Aim. Every record should be written out exactly, with the pictures left out.

Records supplied.
┌──
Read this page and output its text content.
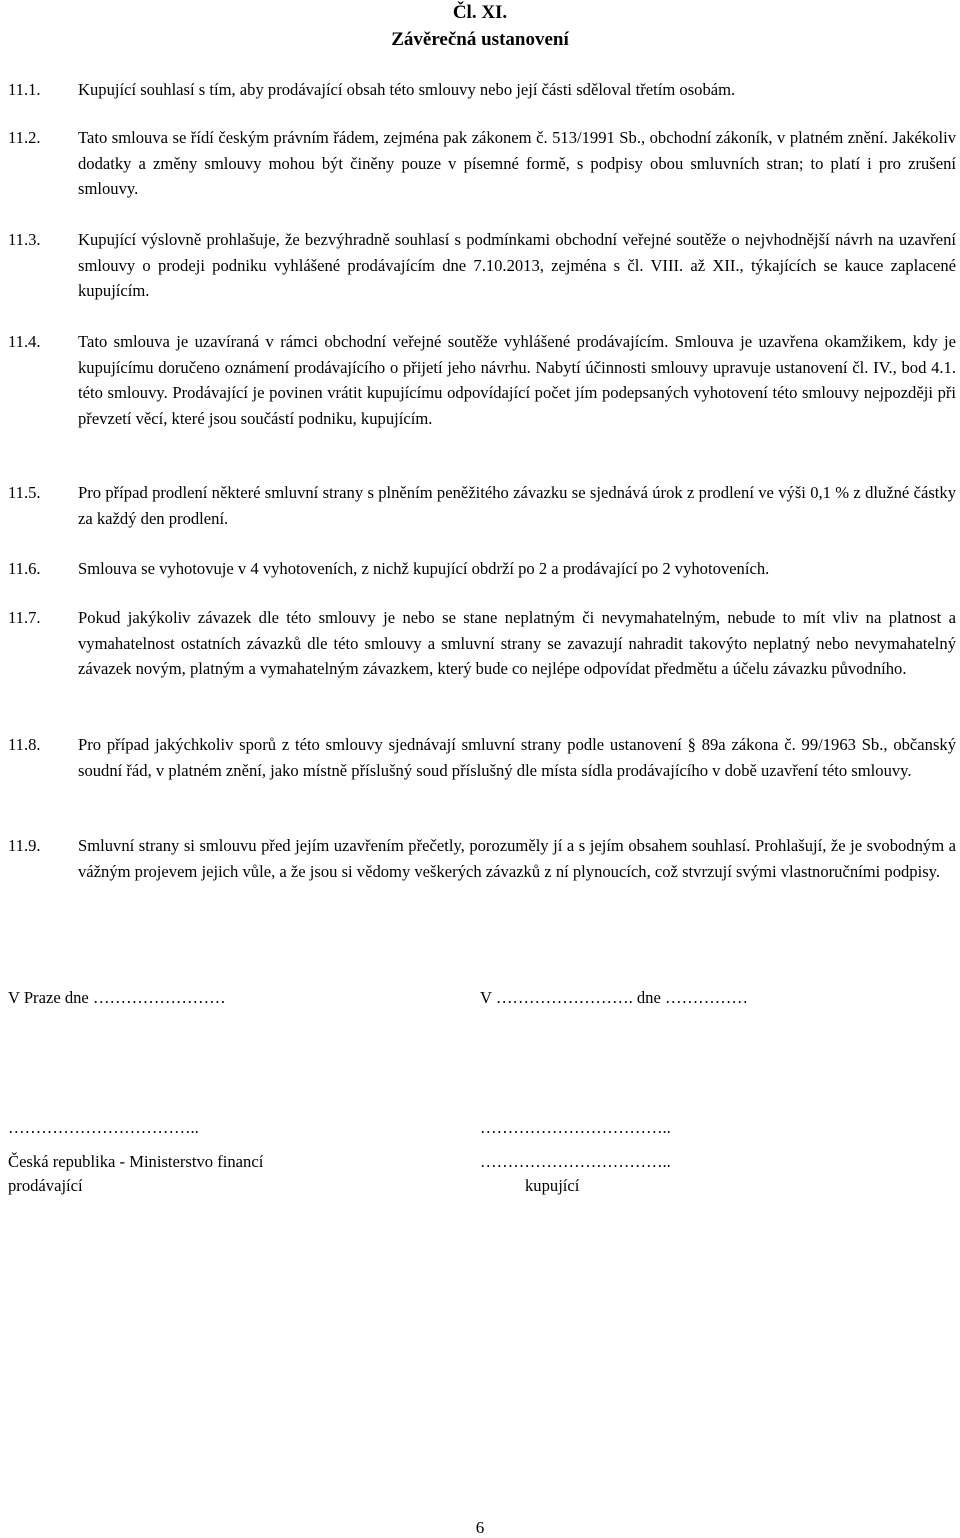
Čl. XI.
Závěrečná ustanovení
11.1. Kupující souhlasí s tím, aby prodávající obsah této smlouvy nebo její části sděloval třetím osobám.
11.2. Tato smlouva se řídí českým právním řádem, zejména pak zákonem č. 513/1991 Sb., obchodní zákoník, v platném znění. Jakékoliv dodatky a změny smlouvy mohou být činěny pouze v písemné formě, s podpisy obou smluvních stran; to platí i pro zrušení smlouvy.
11.3. Kupující výslovně prohlašuje, že bezvýhradně souhlasí s podmínkami obchodní veřejné soutěže o nejvhodnější návrh na uzavření smlouvy o prodeji podniku vyhlášené prodávajícím dne 7.10.2013, zejména s čl. VIII. až XII., týkajících se kauce zaplacené kupujícím.
11.4. Tato smlouva je uzavíraná v rámci obchodní veřejné soutěže vyhlášené prodávajícím. Smlouva je uzavřena okamžikem, kdy je kupujícímu doručeno oznámení prodávajícího o přijetí jeho návrhu. Nabytí účinnosti smlouvy upravuje ustanovení čl. IV., bod 4.1. této smlouvy. Prodávající je povinen vrátit kupujícímu odpovídající počet jím podepsaných vyhotovení této smlouvy nejpozději při převzetí věcí, které jsou součástí podniku, kupujícím.
11.5. Pro případ prodlení některé smluvní strany s plněním peněžitého závazku se sjednává úrok z prodlení ve výši 0,1 % z dlužné částky za každý den prodlení.
11.6. Smlouva se vyhotovuje v 4 vyhotoveních, z nichž kupující obdrží po 2 a prodávající po 2 vyhotoveních.
11.7. Pokud jakýkoliv závazek dle této smlouvy je nebo se stane neplatným či nevymahatelným, nebude to mít vliv na platnost a vymahatelnost ostatních závazků dle této smlouvy a smluvní strany se zavazují nahradit takovýto neplatný nebo nevymahatelný závazek novým, platným a vymahatelným závazkem, který bude co nejlépe odpovídat předmětu a účelu závazku původního.
11.8. Pro případ jakýchkoliv sporů z této smlouvy sjednávají smluvní strany podle ustanovení § 89a zákona č. 99/1963 Sb., občanský soudní řád, v platném znění, jako místně příslušný soud příslušný dle místa sídla prodávajícího v době uzavření této smlouvy.
11.9. Smluvní strany si smlouvu před jejím uzavřením přečetly, porozuměly jí a s jejím obsahem souhlasí. Prohlašují, že je svobodným a vážným projevem jejich vůle, a že jsou si vědomy veškerých závazků z ní plynoucích, což stvrzují svými vlastnoručními podpisy.
V Praze dne ……………………	V ……………………. dne ……………
……………………………..	……………………………..
Česká republika - Ministerstvo financí	……………………………..
prodávající	kupující
6
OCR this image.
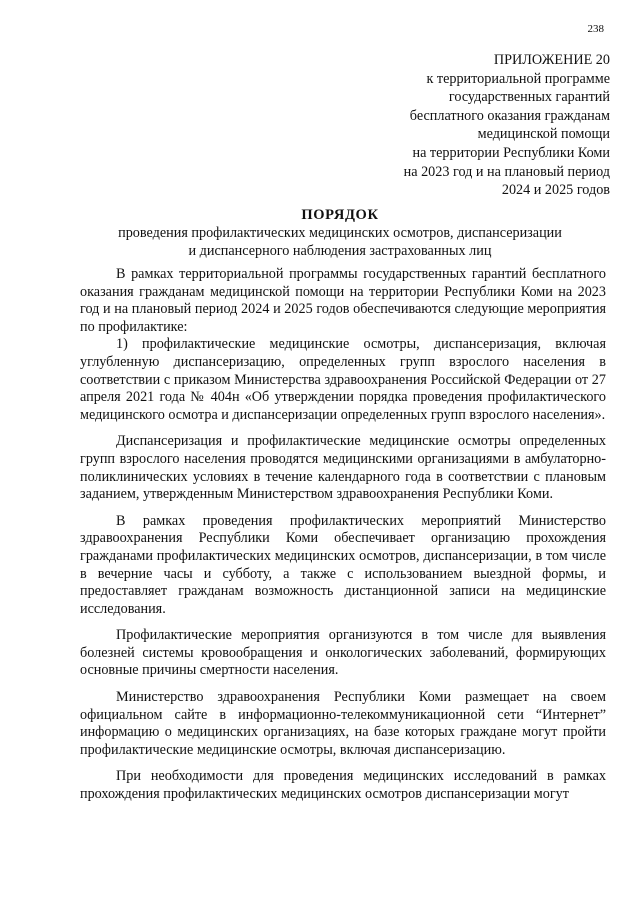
238
ПРИЛОЖЕНИЕ 20
к территориальной программе
государственных гарантий
бесплатного оказания гражданам
медицинской помощи
на территории Республики Коми
на 2023 год и на плановый период
2024 и 2025 годов
ПОРЯДОК
проведения профилактических медицинских осмотров, диспансеризации
и диспансерного наблюдения застрахованных лиц

В рамках территориальной программы государственных гарантий бесплатного оказания гражданам медицинской помощи на территории Республики Коми на 2023 год и на плановый период 2024 и 2025 годов обеспечиваются следующие мероприятия по профилактике:

1) профилактические медицинские осмотры, диспансеризация, включая углубленную диспансеризацию, определенных групп взрослого населения в соответствии с приказом Министерства здравоохранения Российской Федерации от 27 апреля 2021 года № 404н «Об утверждении порядка проведения профилактического медицинского осмотра и диспансеризации определенных групп взрослого населения».

Диспансеризация и профилактические медицинские осмотры определенных групп взрослого населения проводятся медицинскими организациями в амбулаторно-поликлинических условиях в течение календарного года в соответствии с плановым заданием, утвержденным Министерством здравоохранения Республики Коми.

В рамках проведения профилактических мероприятий Министерство здравоохранения Республики Коми обеспечивает организацию прохождения гражданами профилактических медицинских осмотров, диспансеризации, в том числе в вечерние часы и субботу, а также с использованием выездной формы, и предоставляет гражданам возможность дистанционной записи на медицинские исследования.

Профилактические мероприятия организуются в том числе для выявления болезней системы кровообращения и онкологических заболеваний, формирующих основные причины смертности населения.

Министерство здравоохранения Республики Коми размещает на своем официальном сайте в информационно-телекоммуникационной сети “Интернет” информацию о медицинских организациях, на базе которых граждане могут пройти профилактические медицинские осмотры, включая диспансеризацию.

При необходимости для проведения медицинских исследований в рамках прохождения профилактических медицинских осмотров диспансеризации могут
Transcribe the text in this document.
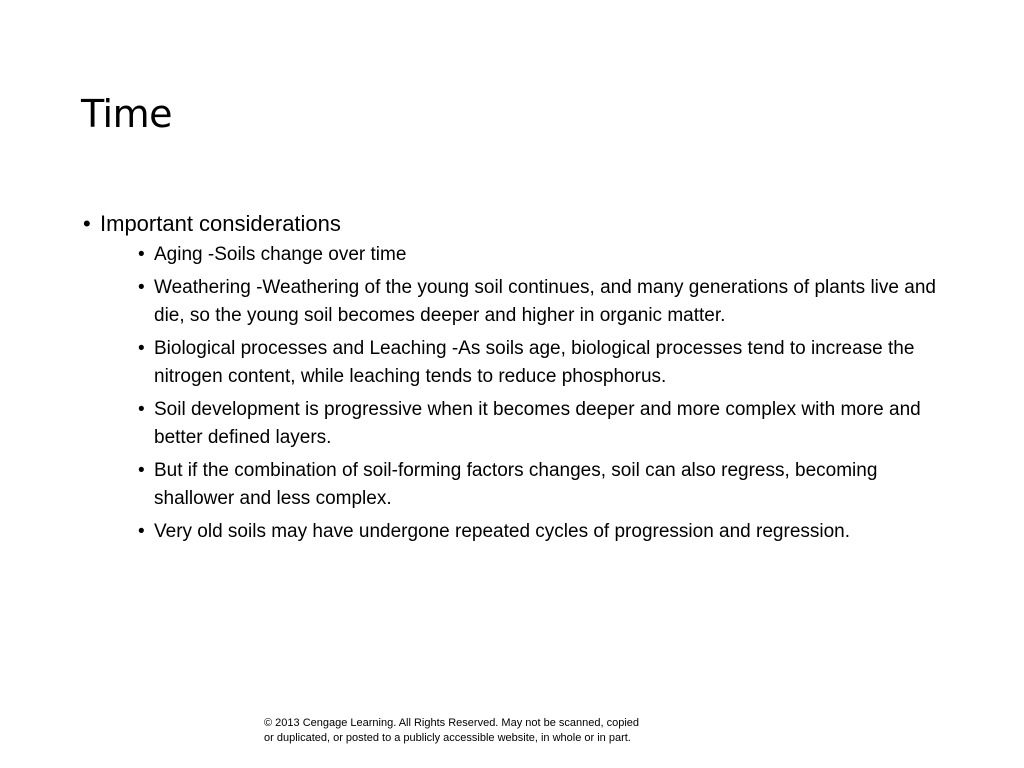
Time
• Important considerations
• Aging -Soils change over time
• Weathering -Weathering of the young soil continues, and many generations of plants live and die, so the young soil becomes deeper and higher in organic matter.
• Biological processes and Leaching -As soils age, biological processes tend to increase the nitrogen content, while leaching tends to reduce phosphorus.
• Soil development is progressive when it becomes deeper and more complex with more and better defined layers.
• But if the combination of soil-forming factors changes, soil can also regress, becoming shallower and less complex.
• Very old soils may have undergone repeated cycles of progression and regression.
© 2013 Cengage Learning. All Rights Reserved. May not be scanned, copied
or duplicated, or posted to a publicly accessible website, in whole or in part.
└──
Problem solution.
Read this page and output its text content.
Čl. XI.
Závěrečná ustanovení
11.1. Kupující souhlasí s tím, aby prodávající obsah této smlouvy nebo její části sděloval třetím osobám.
11.2. Tato smlouva se řídí českým právním řádem, zejména pak zákonem č. 513/1991 Sb., obchodní zákoník, v platném znění. Jakékoliv dodatky a změny smlouvy mohou být činěny pouze v písemné formě, s podpisy obou smluvních stran; to platí i pro zrušení smlouvy.
11.3. Kupující výslovně prohlašuje, že bezvýhradně souhlasí s podmínkami obchodní veřejné soutěže o nejvhodnější návrh na uzavření smlouvy o prodeji podniku vyhlášené prodávajícím dne 7.10.2013, zejména s čl. VIII. až XII., týkajících se kauce zaplacené kupujícím.
11.4. Tato smlouva je uzavíraná v rámci obchodní veřejné soutěže vyhlášené prodávajícím. Smlouva je uzavřena okamžikem, kdy je kupujícímu doručeno oznámení prodávajícího o přijetí jeho návrhu. Nabytí účinnosti smlouvy upravuje ustanovení čl. IV., bod 4.1. této smlouvy. Prodávající je povinen vrátit kupujícímu odpovídající počet jím podepsaných vyhotovení této smlouvy nejpozději při převzetí věcí, které jsou součástí podniku, kupujícím.
11.5. Pro případ prodlení některé smluvní strany s plněním peněžitého závazku se sjednává úrok z prodlení ve výši 0,1 % z dlužné částky za každý den prodlení.
11.6. Smlouva se vyhotovuje v 4 vyhotoveních, z nichž kupující obdrží po 2 a prodávající po 2 vyhotoveních.
11.7. Pokud jakýkoliv závazek dle této smlouvy je nebo se stane neplatným či nevymahatelným, nebude to mít vliv na platnost a vymahatelnost ostatních závazků dle této smlouvy a smluvní strany se zavazují nahradit takovýto neplatný nebo nevymahatelný závazek novým, platným a vymahatelným závazkem, který bude co nejlépe odpovídat předmětu a účelu závazku původního.
11.8. Pro případ jakýchkoliv sporů z této smlouvy sjednávají smluvní strany podle ustanovení § 89a zákona č. 99/1963 Sb., občanský soudní řád, v platném znění, jako místně příslušný soud příslušný dle místa sídla prodávajícího v době uzavření této smlouvy.
11.9. Smluvní strany si smlouvu před jejím uzavřením přečetly, porozuměly jí a s jejím obsahem souhlasí. Prohlašují, že je svobodným a vážným projevem jejich vůle, a že jsou si vědomy veškerých závazků z ní plynoucích, což stvrzují svými vlastnoručními podpisy.
V Praze dne ……………………	V ……………………. dne ……………
……………………………..	……………………………..
Česká republika - Ministerstvo financí	……………………………..
prodávající	kupující
6
OCR this image.
238
ПРИЛОЖЕНИЕ 20
к территориальной программе
государственных гарантий
бесплатного оказания гражданам
медицинской помощи
на территории Республики Коми
на 2023 год и на плановый период
2024 и 2025 годов
ПОРЯДОК
проведения профилактических медицинских осмотров, диспансеризации
и диспансерного наблюдения застрахованных лиц

В рамках территориальной программы государственных гарантий бесплатного оказания гражданам медицинской помощи на территории Республики Коми на 2023 год и на плановый период 2024 и 2025 годов обеспечиваются следующие мероприятия по профилактике:

1) профилактические медицинские осмотры, диспансеризация, включая углубленную диспансеризацию, определенных групп взрослого населения в соответствии с приказом Министерства здравоохранения Российской Федерации от 27 апреля 2021 года № 404н «Об утверждении порядка проведения профилактического медицинского осмотра и диспансеризации определенных групп взрослого населения».

Диспансеризация и профилактические медицинские осмотры определенных групп взрослого населения проводятся медицинскими организациями в амбулаторно-поликлинических условиях в течение календарного года в соответствии с плановым заданием, утвержденным Министерством здравоохранения Республики Коми.

В рамках проведения профилактических мероприятий Министерство здравоохранения Республики Коми обеспечивает организацию прохождения гражданами профилактических медицинских осмотров, диспансеризации, в том числе в вечерние часы и субботу, а также с использованием выездной формы, и предоставляет гражданам возможность дистанционной записи на медицинские исследования.

Профилактические мероприятия организуются в том числе для выявления болезней системы кровообращения и онкологических заболеваний, формирующих основные причины смертности населения.

Министерство здравоохранения Республики Коми размещает на своем официальном сайте в информационно-телекоммуникационной сети “Интернет” информацию о медицинских организациях, на базе которых граждане могут пройти профилактические медицинские осмотры, включая диспансеризацию.

При необходимости для проведения медицинских исследований в рамках прохождения профилактических медицинских осмотров диспансеризации могут
Transcribe the text in this document.
Time
• Important considerations
• Aging -Soils change over time
• Weathering -Weathering of the young soil continues, and many generations of plants live and die, so the young soil becomes deeper and higher in organic matter.
• Biological processes and Leaching -As soils age, biological processes tend to increase the nitrogen content, while leaching tends to reduce phosphorus.
• Soil development is progressive when it becomes deeper and more complex with more and better defined layers.
• But if the combination of soil-forming factors changes, soil can also regress, becoming shallower and less complex.
• Very old soils may have undergone repeated cycles of progression and regression.
© 2013 Cengage Learning. All Rights Reserved. May not be scanned, copied
or duplicated, or posted to a publicly accessible website, in whole or in part.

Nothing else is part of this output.